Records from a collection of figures
┌────────
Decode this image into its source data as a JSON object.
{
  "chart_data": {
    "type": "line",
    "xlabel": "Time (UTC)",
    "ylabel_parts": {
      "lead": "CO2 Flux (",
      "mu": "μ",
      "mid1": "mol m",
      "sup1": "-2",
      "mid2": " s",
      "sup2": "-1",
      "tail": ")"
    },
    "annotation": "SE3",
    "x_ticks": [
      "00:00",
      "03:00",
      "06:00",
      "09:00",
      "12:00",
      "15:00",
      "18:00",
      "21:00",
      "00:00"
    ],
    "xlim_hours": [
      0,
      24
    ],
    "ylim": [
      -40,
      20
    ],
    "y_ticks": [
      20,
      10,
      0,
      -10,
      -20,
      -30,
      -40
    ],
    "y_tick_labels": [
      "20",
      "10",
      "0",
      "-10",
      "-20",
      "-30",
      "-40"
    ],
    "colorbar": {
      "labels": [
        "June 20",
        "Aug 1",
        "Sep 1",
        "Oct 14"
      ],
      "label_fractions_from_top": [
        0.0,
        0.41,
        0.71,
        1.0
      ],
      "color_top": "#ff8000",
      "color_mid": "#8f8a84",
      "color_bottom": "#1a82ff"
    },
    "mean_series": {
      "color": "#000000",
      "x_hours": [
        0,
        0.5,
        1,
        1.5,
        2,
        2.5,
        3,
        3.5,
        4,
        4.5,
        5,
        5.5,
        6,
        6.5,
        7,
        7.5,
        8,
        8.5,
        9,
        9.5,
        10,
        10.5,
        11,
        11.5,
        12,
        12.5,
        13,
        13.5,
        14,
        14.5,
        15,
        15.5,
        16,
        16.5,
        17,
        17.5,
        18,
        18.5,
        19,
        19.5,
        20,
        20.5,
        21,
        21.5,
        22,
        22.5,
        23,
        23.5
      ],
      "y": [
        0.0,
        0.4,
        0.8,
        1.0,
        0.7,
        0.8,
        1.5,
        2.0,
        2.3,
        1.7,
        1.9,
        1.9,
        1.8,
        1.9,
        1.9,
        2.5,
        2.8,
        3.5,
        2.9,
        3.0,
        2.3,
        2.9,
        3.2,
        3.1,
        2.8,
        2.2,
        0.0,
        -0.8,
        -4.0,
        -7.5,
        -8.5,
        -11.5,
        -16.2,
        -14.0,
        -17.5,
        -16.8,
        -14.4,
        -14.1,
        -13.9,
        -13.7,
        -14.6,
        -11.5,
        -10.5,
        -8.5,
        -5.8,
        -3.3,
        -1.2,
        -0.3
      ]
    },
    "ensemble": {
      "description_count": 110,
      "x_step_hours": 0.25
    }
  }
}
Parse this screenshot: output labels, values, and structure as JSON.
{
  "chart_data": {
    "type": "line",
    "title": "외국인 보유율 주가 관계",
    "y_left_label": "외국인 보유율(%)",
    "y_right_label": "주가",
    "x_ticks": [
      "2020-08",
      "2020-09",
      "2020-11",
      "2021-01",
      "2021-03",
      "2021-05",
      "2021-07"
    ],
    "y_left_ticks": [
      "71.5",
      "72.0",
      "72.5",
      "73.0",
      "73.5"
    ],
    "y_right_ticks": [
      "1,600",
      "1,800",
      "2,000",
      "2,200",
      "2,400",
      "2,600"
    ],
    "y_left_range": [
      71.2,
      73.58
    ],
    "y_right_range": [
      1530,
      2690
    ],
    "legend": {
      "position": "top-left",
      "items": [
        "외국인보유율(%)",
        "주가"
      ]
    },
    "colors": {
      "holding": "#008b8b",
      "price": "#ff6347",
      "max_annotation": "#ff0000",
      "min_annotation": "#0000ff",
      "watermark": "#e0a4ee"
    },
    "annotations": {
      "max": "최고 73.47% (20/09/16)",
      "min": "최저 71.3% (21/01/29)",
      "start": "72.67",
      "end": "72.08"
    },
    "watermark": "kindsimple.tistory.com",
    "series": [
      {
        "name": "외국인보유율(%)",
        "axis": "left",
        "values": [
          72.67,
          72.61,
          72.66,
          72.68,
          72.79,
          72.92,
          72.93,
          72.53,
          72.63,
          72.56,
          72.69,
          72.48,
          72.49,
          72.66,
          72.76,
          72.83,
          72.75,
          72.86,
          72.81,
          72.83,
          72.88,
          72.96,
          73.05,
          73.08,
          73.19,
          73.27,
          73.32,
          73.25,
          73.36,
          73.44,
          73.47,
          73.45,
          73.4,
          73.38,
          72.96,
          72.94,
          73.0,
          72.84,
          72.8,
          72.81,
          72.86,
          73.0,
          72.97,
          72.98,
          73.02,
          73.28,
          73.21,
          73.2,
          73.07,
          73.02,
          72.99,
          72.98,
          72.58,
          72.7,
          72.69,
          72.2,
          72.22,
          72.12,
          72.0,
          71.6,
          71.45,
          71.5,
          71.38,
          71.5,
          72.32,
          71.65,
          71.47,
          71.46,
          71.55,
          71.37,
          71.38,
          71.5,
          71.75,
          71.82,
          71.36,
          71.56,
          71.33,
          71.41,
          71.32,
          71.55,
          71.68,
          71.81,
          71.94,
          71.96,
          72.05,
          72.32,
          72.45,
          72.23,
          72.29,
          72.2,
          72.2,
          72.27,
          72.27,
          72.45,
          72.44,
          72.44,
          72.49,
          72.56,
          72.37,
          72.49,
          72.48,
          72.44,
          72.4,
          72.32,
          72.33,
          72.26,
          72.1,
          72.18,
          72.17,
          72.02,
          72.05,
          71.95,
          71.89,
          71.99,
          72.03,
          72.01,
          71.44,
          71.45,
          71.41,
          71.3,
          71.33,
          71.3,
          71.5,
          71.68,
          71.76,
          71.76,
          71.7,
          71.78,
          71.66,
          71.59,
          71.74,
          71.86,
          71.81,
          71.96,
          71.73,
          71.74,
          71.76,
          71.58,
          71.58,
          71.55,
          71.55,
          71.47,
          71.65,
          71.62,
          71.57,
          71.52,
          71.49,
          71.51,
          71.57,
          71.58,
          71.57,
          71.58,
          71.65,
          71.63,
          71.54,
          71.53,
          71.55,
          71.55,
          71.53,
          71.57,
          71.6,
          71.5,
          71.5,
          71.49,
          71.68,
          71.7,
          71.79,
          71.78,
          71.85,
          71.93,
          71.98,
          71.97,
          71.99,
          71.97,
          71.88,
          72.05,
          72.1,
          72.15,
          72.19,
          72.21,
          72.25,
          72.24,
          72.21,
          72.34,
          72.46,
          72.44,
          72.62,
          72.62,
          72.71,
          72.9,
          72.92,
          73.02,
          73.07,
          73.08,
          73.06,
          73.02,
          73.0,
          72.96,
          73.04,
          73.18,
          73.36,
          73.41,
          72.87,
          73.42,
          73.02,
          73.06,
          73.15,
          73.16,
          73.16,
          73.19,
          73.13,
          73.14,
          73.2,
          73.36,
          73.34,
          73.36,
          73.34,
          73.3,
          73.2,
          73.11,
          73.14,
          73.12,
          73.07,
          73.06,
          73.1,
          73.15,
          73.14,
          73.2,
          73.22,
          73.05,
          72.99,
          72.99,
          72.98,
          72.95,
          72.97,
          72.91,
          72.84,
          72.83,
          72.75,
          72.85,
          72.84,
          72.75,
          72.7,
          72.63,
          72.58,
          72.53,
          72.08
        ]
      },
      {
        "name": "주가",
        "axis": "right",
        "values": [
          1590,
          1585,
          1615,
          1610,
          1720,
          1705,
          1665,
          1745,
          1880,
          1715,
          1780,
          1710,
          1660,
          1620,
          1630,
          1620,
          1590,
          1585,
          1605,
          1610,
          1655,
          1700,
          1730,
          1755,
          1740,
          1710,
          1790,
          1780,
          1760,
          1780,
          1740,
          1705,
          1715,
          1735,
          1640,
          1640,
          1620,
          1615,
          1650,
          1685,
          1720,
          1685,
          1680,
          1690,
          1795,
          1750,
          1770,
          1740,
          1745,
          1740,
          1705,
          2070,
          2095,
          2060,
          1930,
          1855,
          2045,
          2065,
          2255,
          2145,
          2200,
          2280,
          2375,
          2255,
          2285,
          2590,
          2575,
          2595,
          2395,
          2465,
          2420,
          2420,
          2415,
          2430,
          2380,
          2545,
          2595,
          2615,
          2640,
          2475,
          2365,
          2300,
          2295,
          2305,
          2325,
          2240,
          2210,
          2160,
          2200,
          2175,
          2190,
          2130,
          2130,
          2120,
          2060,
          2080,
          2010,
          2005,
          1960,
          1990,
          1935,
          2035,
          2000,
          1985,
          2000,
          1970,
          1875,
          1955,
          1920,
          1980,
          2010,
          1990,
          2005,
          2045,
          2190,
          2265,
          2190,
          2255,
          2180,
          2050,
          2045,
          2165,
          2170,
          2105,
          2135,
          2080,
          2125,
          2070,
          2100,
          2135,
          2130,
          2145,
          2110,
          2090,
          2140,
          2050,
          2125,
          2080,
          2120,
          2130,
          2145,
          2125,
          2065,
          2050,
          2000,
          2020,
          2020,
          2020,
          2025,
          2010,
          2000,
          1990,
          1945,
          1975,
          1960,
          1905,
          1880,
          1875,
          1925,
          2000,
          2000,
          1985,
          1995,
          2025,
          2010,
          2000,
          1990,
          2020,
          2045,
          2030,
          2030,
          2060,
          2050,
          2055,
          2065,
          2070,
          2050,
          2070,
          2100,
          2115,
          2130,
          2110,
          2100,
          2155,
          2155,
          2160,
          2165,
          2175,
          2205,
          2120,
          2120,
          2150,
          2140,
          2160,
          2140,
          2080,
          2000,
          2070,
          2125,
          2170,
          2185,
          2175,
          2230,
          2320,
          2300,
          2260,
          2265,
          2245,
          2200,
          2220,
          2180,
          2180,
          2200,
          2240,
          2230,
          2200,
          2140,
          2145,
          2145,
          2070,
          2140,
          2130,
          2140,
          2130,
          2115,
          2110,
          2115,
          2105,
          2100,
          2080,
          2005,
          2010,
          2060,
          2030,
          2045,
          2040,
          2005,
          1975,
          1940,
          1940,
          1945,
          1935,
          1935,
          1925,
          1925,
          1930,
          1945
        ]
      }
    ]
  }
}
└────────
Scan the material line by line and report each one that contains "watermark".

      "watermark": "#e0a4ee"
    "watermark": "kindsimple.tistory.com",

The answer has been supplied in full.